TASK DETAILS: Every record here should be printed again exactly.
▬▬▬
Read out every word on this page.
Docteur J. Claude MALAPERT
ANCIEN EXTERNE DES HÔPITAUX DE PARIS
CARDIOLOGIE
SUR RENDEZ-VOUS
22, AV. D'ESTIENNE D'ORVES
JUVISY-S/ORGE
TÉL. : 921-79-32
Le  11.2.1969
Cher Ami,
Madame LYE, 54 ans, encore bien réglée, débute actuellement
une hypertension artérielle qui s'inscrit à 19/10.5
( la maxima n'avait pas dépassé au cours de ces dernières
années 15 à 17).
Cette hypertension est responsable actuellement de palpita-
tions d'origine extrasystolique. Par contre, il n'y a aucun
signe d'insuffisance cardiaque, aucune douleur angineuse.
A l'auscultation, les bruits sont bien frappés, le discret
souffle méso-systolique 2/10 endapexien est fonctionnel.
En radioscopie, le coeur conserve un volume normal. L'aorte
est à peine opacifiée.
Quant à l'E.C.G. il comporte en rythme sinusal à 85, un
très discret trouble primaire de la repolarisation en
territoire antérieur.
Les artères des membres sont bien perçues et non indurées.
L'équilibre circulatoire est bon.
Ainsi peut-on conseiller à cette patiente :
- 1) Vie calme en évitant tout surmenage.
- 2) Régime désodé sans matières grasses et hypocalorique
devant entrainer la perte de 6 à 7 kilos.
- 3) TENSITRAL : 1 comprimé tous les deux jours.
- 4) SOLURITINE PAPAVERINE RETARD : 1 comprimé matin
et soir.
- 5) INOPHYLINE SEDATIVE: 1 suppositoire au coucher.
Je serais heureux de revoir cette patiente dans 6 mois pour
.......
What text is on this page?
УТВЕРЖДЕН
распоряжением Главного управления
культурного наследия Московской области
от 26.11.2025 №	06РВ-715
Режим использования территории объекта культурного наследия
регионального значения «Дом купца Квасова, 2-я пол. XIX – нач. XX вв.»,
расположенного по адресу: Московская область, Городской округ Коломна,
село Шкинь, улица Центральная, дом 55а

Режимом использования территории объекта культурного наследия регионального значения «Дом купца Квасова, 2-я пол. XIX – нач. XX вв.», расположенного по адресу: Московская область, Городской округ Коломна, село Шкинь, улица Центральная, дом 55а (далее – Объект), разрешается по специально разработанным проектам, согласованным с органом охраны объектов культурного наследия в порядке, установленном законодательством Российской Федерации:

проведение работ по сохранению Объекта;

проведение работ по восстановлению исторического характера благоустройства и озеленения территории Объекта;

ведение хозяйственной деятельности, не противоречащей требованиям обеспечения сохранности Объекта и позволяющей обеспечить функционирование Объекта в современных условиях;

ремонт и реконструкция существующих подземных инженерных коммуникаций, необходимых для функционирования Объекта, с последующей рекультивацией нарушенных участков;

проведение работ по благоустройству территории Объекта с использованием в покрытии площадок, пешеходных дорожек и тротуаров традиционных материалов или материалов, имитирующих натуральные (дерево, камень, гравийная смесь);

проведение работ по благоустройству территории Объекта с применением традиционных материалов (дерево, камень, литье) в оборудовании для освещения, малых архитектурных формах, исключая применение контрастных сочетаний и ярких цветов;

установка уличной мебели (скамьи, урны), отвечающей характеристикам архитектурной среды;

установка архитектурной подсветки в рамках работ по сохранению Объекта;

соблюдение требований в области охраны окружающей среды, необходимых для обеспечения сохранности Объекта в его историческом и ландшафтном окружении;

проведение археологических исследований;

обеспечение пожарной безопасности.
▬▬▬
RESPONSE:
Read out every word on this page.
Docteur J. Claude MALAPERT
ANCIEN EXTERNE DES HÔPITAUX DE PARIS
CARDIOLOGIE
SUR RENDEZ-VOUS
22, AV. D'ESTIENNE D'ORVES
JUVISY-S/ORGE
TÉL. : 921-79-32
Le  11.2.1969
Cher Ami,
Madame LYE, 54 ans, encore bien réglée, débute actuellement
une hypertension artérielle qui s'inscrit à 19/10.5
( la maxima n'avait pas dépassé au cours de ces dernières
années 15 à 17).
Cette hypertension est responsable actuellement de palpita-
tions d'origine extrasystolique. Par contre, il n'y a aucun
signe d'insuffisance cardiaque, aucune douleur angineuse.
A l'auscultation, les bruits sont bien frappés, le discret
souffle méso-systolique 2/10 endapexien est fonctionnel.
En radioscopie, le coeur conserve un volume normal. L'aorte
est à peine opacifiée.
Quant à l'E.C.G. il comporte en rythme sinusal à 85, un
très discret trouble primaire de la repolarisation en
territoire antérieur.
Les artères des membres sont bien perçues et non indurées.
L'équilibre circulatoire est bon.
Ainsi peut-on conseiller à cette patiente :
- 1) Vie calme en évitant tout surmenage.
- 2) Régime désodé sans matières grasses et hypocalorique
devant entrainer la perte de 6 à 7 kilos.
- 3) TENSITRAL : 1 comprimé tous les deux jours.
- 4) SOLURITINE PAPAVERINE RETARD : 1 comprimé matin
et soir.
- 5) INOPHYLINE SEDATIVE: 1 suppositoire au coucher.
Je serais heureux de revoir cette patiente dans 6 mois pour
.......
What text is on this page?
УТВЕРЖДЕН
распоряжением Главного управления
культурного наследия Московской области
от 26.11.2025 №	06РВ-715
Режим использования территории объекта культурного наследия
регионального значения «Дом купца Квасова, 2-я пол. XIX – нач. XX вв.»,
расположенного по адресу: Московская область, Городской округ Коломна,
село Шкинь, улица Центральная, дом 55а

Режимом использования территории объекта культурного наследия регионального значения «Дом купца Квасова, 2-я пол. XIX – нач. XX вв.», расположенного по адресу: Московская область, Городской округ Коломна, село Шкинь, улица Центральная, дом 55а (далее – Объект), разрешается по специально разработанным проектам, согласованным с органом охраны объектов культурного наследия в порядке, установленном законодательством Российской Федерации:

проведение работ по сохранению Объекта;

проведение работ по восстановлению исторического характера благоустройства и озеленения территории Объекта;

ведение хозяйственной деятельности, не противоречащей требованиям обеспечения сохранности Объекта и позволяющей обеспечить функционирование Объекта в современных условиях;

ремонт и реконструкция существующих подземных инженерных коммуникаций, необходимых для функционирования Объекта, с последующей рекультивацией нарушенных участков;

проведение работ по благоустройству территории Объекта с использованием в покрытии площадок, пешеходных дорожек и тротуаров традиционных материалов или материалов, имитирующих натуральные (дерево, камень, гравийная смесь);

проведение работ по благоустройству территории Объекта с применением традиционных материалов (дерево, камень, литье) в оборудовании для освещения, малых архитектурных формах, исключая применение контрастных сочетаний и ярких цветов;

установка уличной мебели (скамьи, урны), отвечающей характеристикам архитектурной среды;

установка архитектурной подсветки в рамках работ по сохранению Объекта;

соблюдение требований в области охраны окружающей среды, необходимых для обеспечения сохранности Объекта в его историческом и ландшафтном окружении;

проведение археологических исследований;

обеспечение пожарной безопасности.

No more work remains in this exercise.